What it did do, however, was force us to look at the tests and architecture in more detail. We based our test suite on the test skeleton. We could create tests but lacked structure and consistency on how we should do it. More on that a bit later.
When I looked at our test estate I saw that many could be improved. Some tests were perhaps appropriate at some point in the past, but not anymore. Tests had become bloated with many assertions, and so had no clear purpose. Other tests used some “interesting” approaches to data management and other quirks. The suite showed us the debt we’d built up over the months of patching the tests.
As an example, the suite created users at startup, which most tests used at some point. This reused existing API tests to create users for the UI tests. This meant we had introduced dependencies between tests. This was something I implemented early on as a simple way to manage test users. Over time as people added more tests, they added more users to this setup. That approach wasn’t appropriate or sustainable anymore. I implemented it as a short term solution but we never revisited it, and as such, it became technical debt.

▶ **EXERCISE SET**:
a) Decide whether each statement agrees with the passage on the test suite. Answer yes or no for each, and quote the words from the passage that settle it.
(i) The test suite was based on the test skeleton.
(ii) The users created at startup were made by new UI tests.
(iii) The user setup was revisited after it went in as a short term solution.
b) According to the passage on the test suite, what had tests become bloated with?
c) Carry on the passage about the test suite from its last sentence.

▶ **INFORMATION SHOWN**:
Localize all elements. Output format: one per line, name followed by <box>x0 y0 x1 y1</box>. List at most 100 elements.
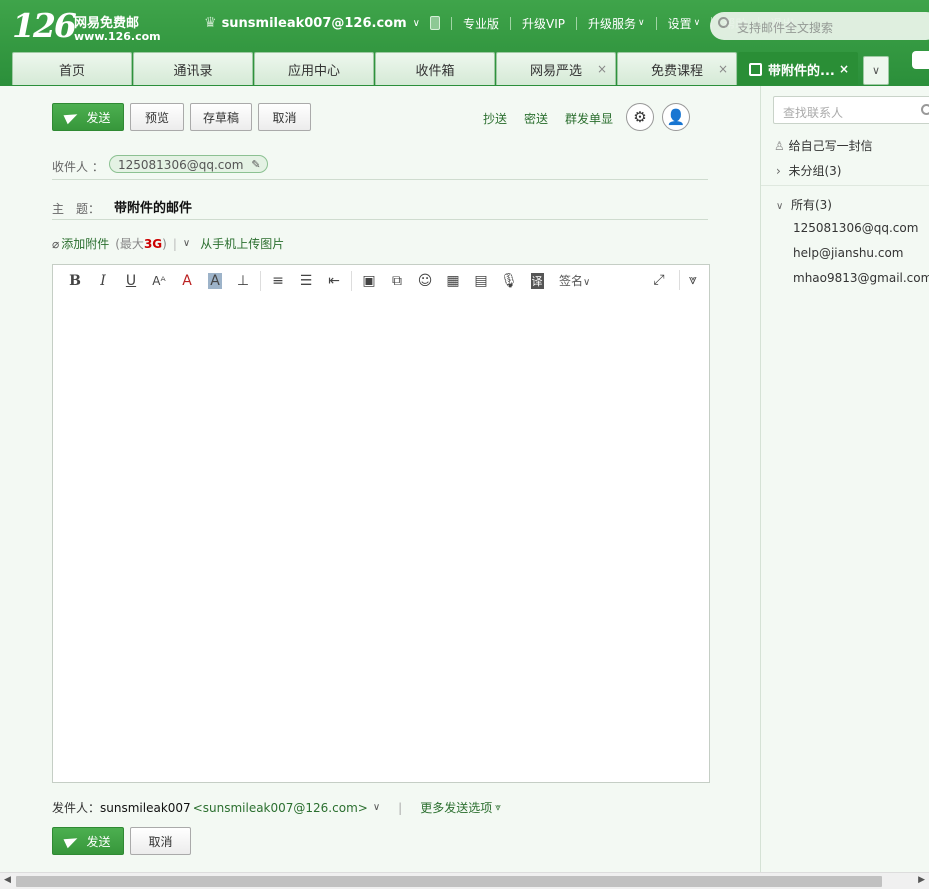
horizontal-scrollbar[interactable]: ◀ ▶ <box>0 872 929 889</box>
arrow-right-icon[interactable]: ▶ <box>918 875 925 885</box>
subject-input[interactable]: 带附件的邮件 <box>114 197 192 216</box>
group-ungrouped[interactable]: › 未分组(3) <box>776 162 841 179</box>
send-label: 发送 <box>86 110 111 125</box>
highlight-icon[interactable]: A <box>201 269 229 293</box>
tab-label: 网易严选 <box>529 63 582 79</box>
contact-item[interactable]: mhao9813@gmail.com <box>793 271 929 285</box>
close-icon[interactable]: × <box>839 62 849 76</box>
font-size-icon[interactable]: Aᴬ <box>145 269 173 293</box>
signature-dropdown[interactable]: 签名∨ <box>559 272 590 289</box>
scroll-thumb[interactable] <box>16 876 882 887</box>
divider <box>52 219 708 220</box>
collapse-toolbar-icon[interactable]: ⩔ <box>679 268 707 292</box>
attach-limit-value: 3G <box>143 237 163 251</box>
group-all[interactable]: ∨ 所有(3) <box>776 196 832 213</box>
close-icon[interactable]: × <box>597 62 607 76</box>
align-left-icon[interactable]: ≡ <box>264 269 292 293</box>
tab-contacts[interactable]: 通讯录 <box>133 52 253 85</box>
calendar-icon[interactable]: ▤ <box>467 269 495 293</box>
chevron-down-icon: ∨ <box>583 277 591 288</box>
format-brush-icon[interactable]: ⊥ <box>229 269 257 293</box>
send-button-bottom[interactable]: 发送 <box>52 827 124 855</box>
gear-icon[interactable]: ⚙ <box>626 103 654 131</box>
cancel-button-bottom[interactable]: 取消 <box>130 827 191 855</box>
add-contact-icon[interactable]: 👤 <box>662 103 690 131</box>
sender-address[interactable]: <sunsmileak007@126.com> <box>193 801 368 815</box>
emoji-icon[interactable]: ☺ <box>411 269 439 293</box>
chevron-down-icon[interactable]: ∨ <box>373 802 380 813</box>
link-vip[interactable]: 升级VIP <box>522 15 565 32</box>
stationery-icon[interactable]: ▦ <box>439 269 467 293</box>
tab-courses[interactable]: 免费课程 × <box>617 52 737 85</box>
preview-button[interactable]: 预览 <box>130 103 184 131</box>
link-upgrade[interactable]: 升级服务 <box>588 15 636 32</box>
contacts-sidebar: 查找联系人 ♙ 给自己写一封信 › 未分组(3) ∨ 所有(3) 1250813… <box>760 86 929 872</box>
mail-search-input[interactable]: 支持邮件全文搜索 <box>710 12 929 40</box>
chevron-down-icon[interactable]: ∨ <box>413 18 420 29</box>
brand-url: www.126.com <box>74 30 161 43</box>
bcc-link[interactable]: 密送 <box>524 110 548 127</box>
link-settings[interactable]: 设置 <box>668 15 692 32</box>
font-color-icon[interactable]: A <box>173 269 201 293</box>
attach-limit: (最大3G) <box>115 235 167 252</box>
contact-search-input[interactable]: 查找联系人 <box>773 96 929 124</box>
phone-upload-link[interactable]: 从手机上传图片 <box>200 235 284 252</box>
tab-home[interactable]: 首页 <box>12 52 132 85</box>
account-name[interactable]: sunsmileak007@126.com <box>222 16 407 31</box>
tab-apps[interactable]: 应用中心 <box>254 52 374 85</box>
save-draft-button[interactable]: 存草稿 <box>190 103 252 131</box>
underline-icon[interactable]: U <box>117 269 145 293</box>
header-bar: 126 网易免费邮 www.126.com ♛ sunsmileak007@12… <box>0 0 929 86</box>
cc-link[interactable]: 抄送 <box>483 110 507 127</box>
indent-icon[interactable]: ⇤ <box>320 269 348 293</box>
editor-toolbar: B I U Aᴬ A A ⊥ ≡ ☰ ⇤ ▣ ⧉ ☺ ▦ ▤ 🎙 译 签名∨ ⤢… <box>53 265 709 296</box>
tab-label: 带附件的... <box>768 63 835 79</box>
link-pro[interactable]: 专业版 <box>463 15 499 32</box>
tab-yanxuan[interactable]: 网易严选 × <box>496 52 616 85</box>
group-send-link[interactable]: 群发单显 <box>565 110 613 127</box>
tab-label: 通讯录 <box>173 63 213 79</box>
screenshot-icon[interactable]: ⧉ <box>383 269 411 293</box>
write-to-self[interactable]: ♙ 给自己写一封信 <box>774 137 873 154</box>
chevron-down-icon: ∨ <box>693 18 701 28</box>
image-icon[interactable]: ▣ <box>355 269 383 293</box>
contact-item[interactable]: help@jianshu.com <box>793 246 903 260</box>
chevron-down-icon: ∨ <box>638 18 645 28</box>
more-send-options-link[interactable]: 更多发送选项 <box>420 799 492 816</box>
contact-item[interactable]: 125081306@qq.com <box>793 221 918 235</box>
divider <box>52 179 708 180</box>
tab-compose[interactable]: 带附件的... × <box>738 52 858 85</box>
crown-icon: ♛ <box>204 15 217 31</box>
logo[interactable]: 126 <box>12 6 77 45</box>
sender-label: 发件人： <box>52 801 101 815</box>
expand-icon[interactable]: ⤢ <box>645 268 673 292</box>
chevron-down-icon[interactable]: ∨ <box>183 238 190 249</box>
pencil-icon[interactable]: ✎ <box>251 158 260 171</box>
cancel-button[interactable]: 取消 <box>258 103 311 131</box>
bold-icon[interactable]: B <box>61 269 89 293</box>
tab-more-button[interactable]: ∨ <box>863 56 889 85</box>
sender-name[interactable]: sunsmileak007 <box>100 801 191 815</box>
recipient-address: 125081306@qq.com <box>118 157 244 172</box>
brand-name: 网易免费邮 <box>74 16 140 31</box>
rich-text-editor[interactable]: B I U Aᴬ A A ⊥ ≡ ☰ ⇤ ▣ ⧉ ☺ ▦ ▤ 🎙 译 签名∨ ⤢… <box>52 264 710 783</box>
translate-icon[interactable]: 译 <box>523 269 551 293</box>
send-label: 发送 <box>86 834 111 849</box>
close-icon[interactable]: × <box>718 62 728 76</box>
microphone-icon[interactable]: 🎙 <box>495 269 523 293</box>
chevron-down-icon: ∨ <box>871 64 881 77</box>
send-button[interactable]: 发送 <box>52 103 124 131</box>
tab-inbox[interactable]: 收件箱 <box>375 52 495 85</box>
corner-decoration <box>912 51 929 69</box>
italic-icon[interactable]: I <box>89 269 117 293</box>
double-chevron-icon: ⩔ <box>495 802 501 813</box>
add-attachment-link[interactable]: 添加附件 <box>61 235 109 252</box>
top-nav: ♛ sunsmileak007@126.com ∨ 专业版 升级VIP 升级服务… <box>204 14 794 32</box>
send-icon <box>63 109 80 125</box>
recipient-chip[interactable]: 125081306@qq.com ✎ <box>109 155 268 173</box>
search-icon <box>718 17 729 28</box>
attach-limit-suffix: ) <box>162 237 167 251</box>
list-icon[interactable]: ☰ <box>292 269 320 293</box>
phone-icon[interactable] <box>429 16 440 30</box>
arrow-left-icon[interactable]: ◀ <box>4 875 11 885</box>
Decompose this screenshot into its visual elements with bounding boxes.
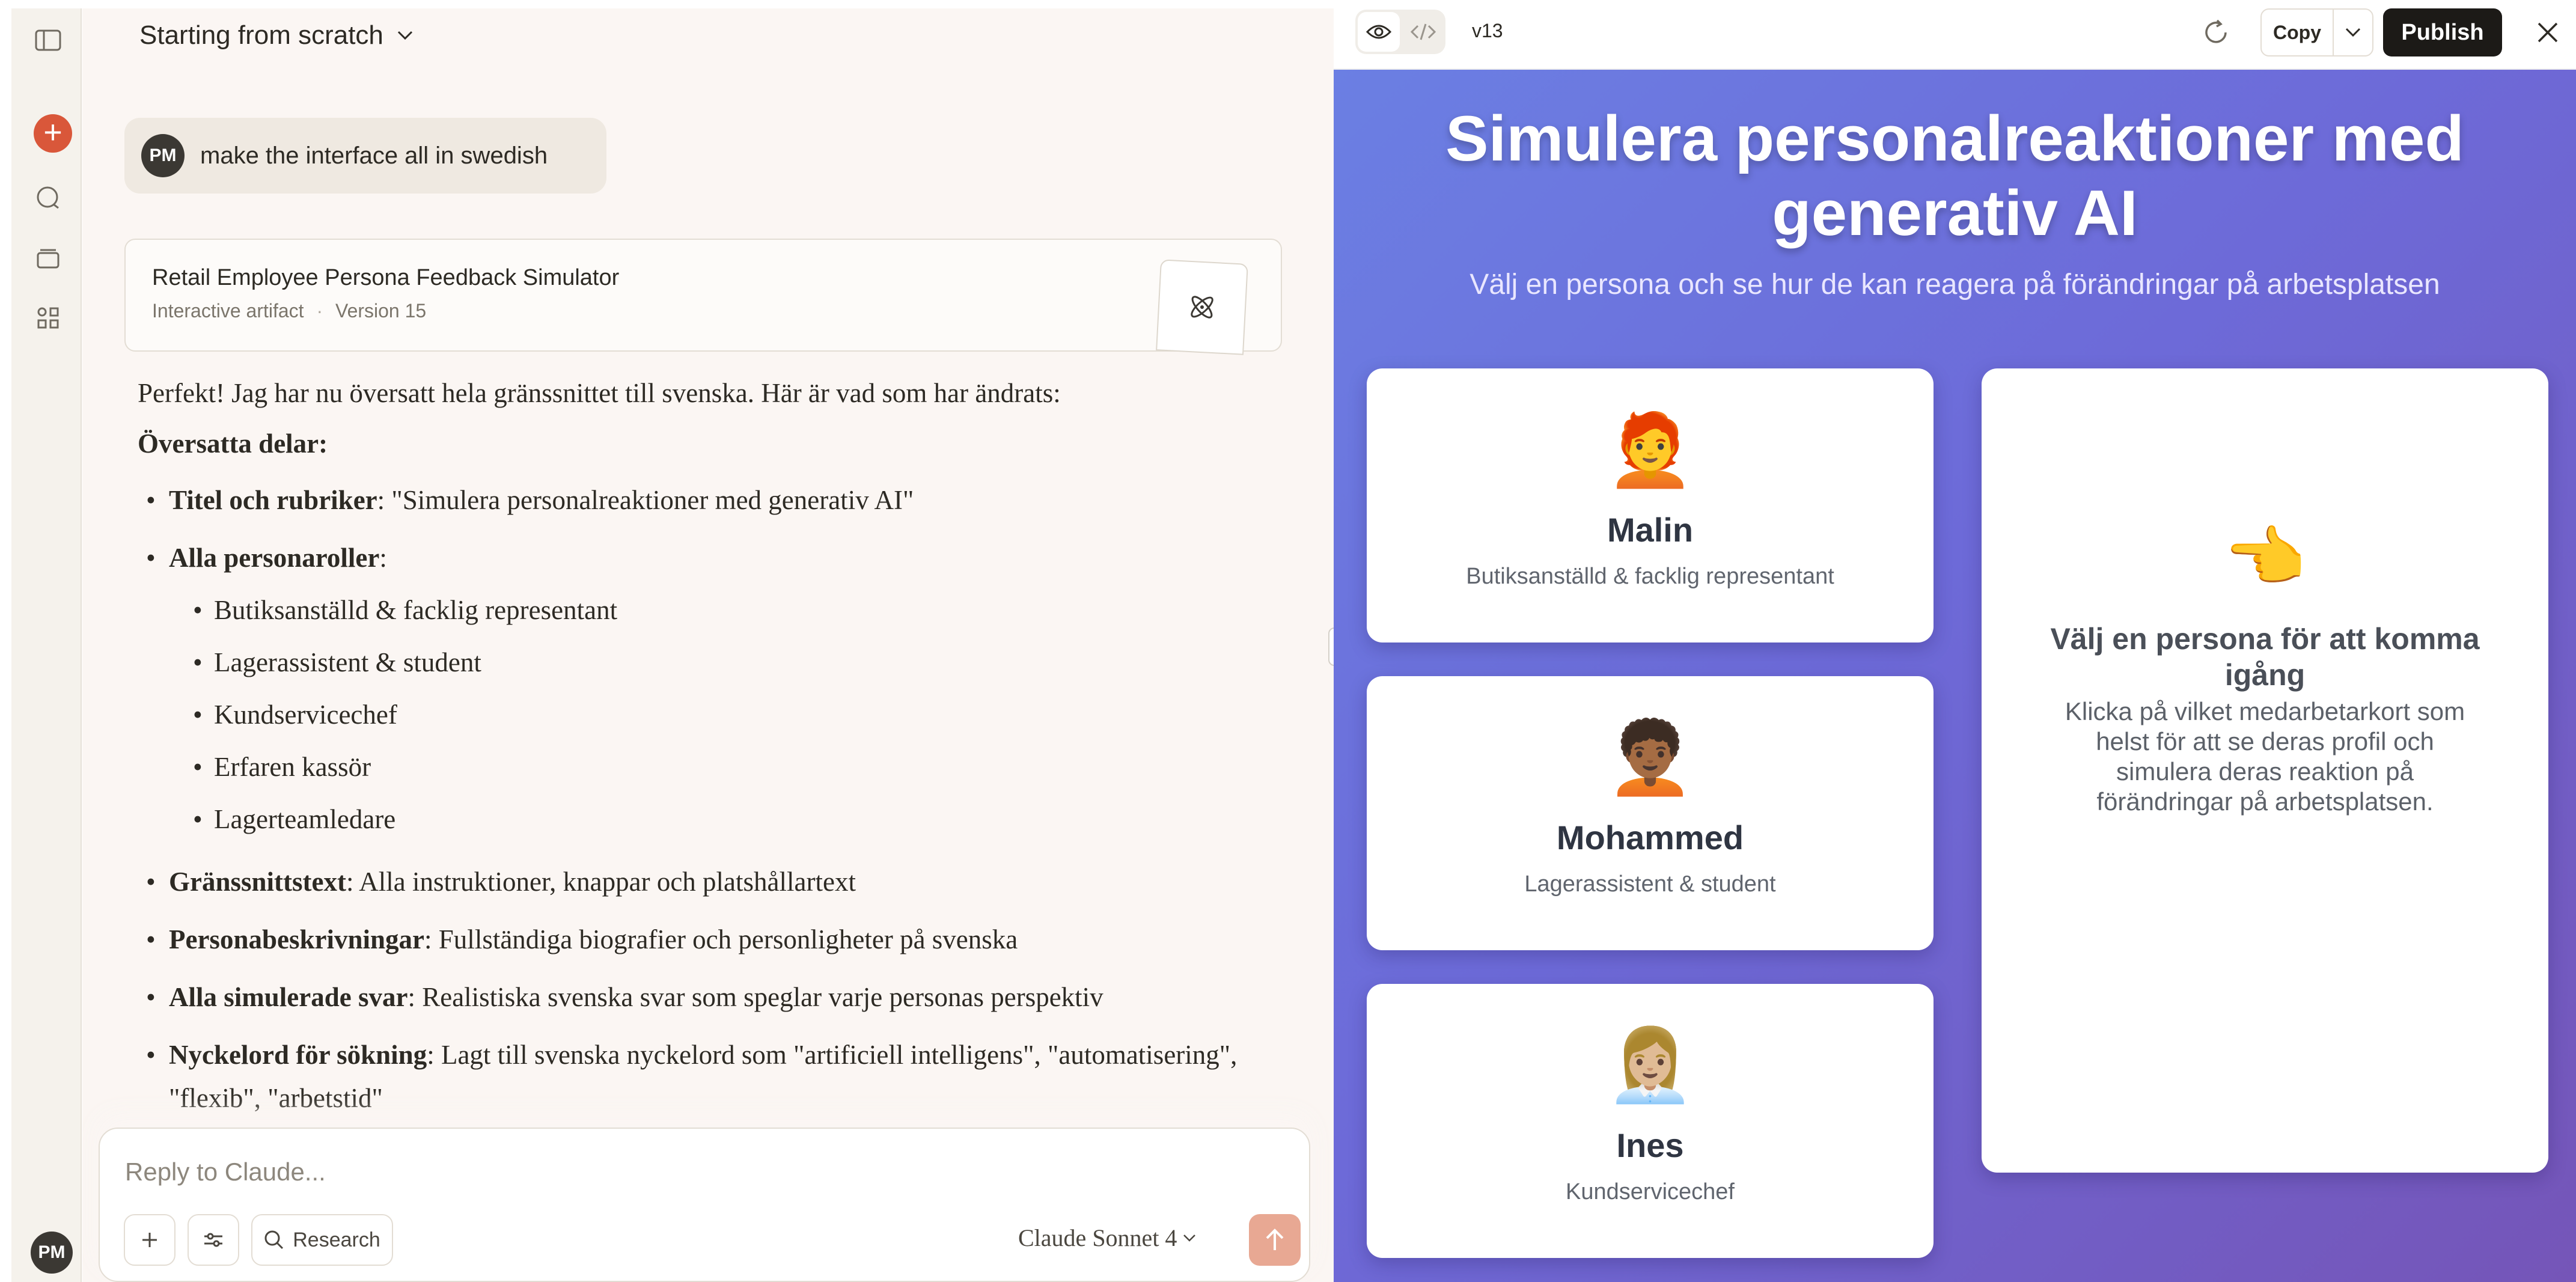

▶ **RESPONSES TO THE EXERCISE**:
a)
(i) Yes: "We based our test suite on the test skeleton."
(ii) No: "This reused existing API tests to create users for the UI tests."
(iii) No: "I implemented it as a short term solution but we never revisited it"

b) Many assertions.

c)
Overall the standard of our testing was high. I’m proud of what we did. I learned more about automation and code design working on that project than I had anywhere else. I learned by making mistakes, dealing with the consequences, and getting better. It’s fair to say a large proportion (most) of those interesting choices were mine. Like anything, they were choices that made sense at the time but not so much as time went on and we learned more.
Until we looked at our approach, we couldn't see these types of issues. We needed to rethink. How could we remove flakey tests, when we were actually introducing them all the time? Question after question surfaced and we needed to tackle them.
In general, we concluded:
We had lots of UI tests
What are they doing for us?
Were they all relevant?
Most of our tests were not atomic
Too much being done in a single test
Tests were not independent
Thinking back to conversations with my colleague Paul. We often talked about how we could apply good engineering practices. What is the next thing we should do? How do we create worthwhile automation? Design patterns, Object Oriented Design (OOD), and standards were often the topics we debated.
Why Do We Have This Test?
Asking “but why?”, turns out to be a pretty effective approach to most things. It’s also pretty annoying to deal with, so earns bonus points. Faced with lots of tests, we needed a way to categorise them. If the test was checking lots of things we immediately flagged it for further review. Tests written earlier in the project tended to cover low level actions. These tests generally didn’t have much value anymore as we tested the key functionality elsewhere. So in the bin they went! After some due diligence of course.
Content Checks Rant
Speaking of things that are low value and belong in the bin ...
Page content only checks are garbage, change my mind.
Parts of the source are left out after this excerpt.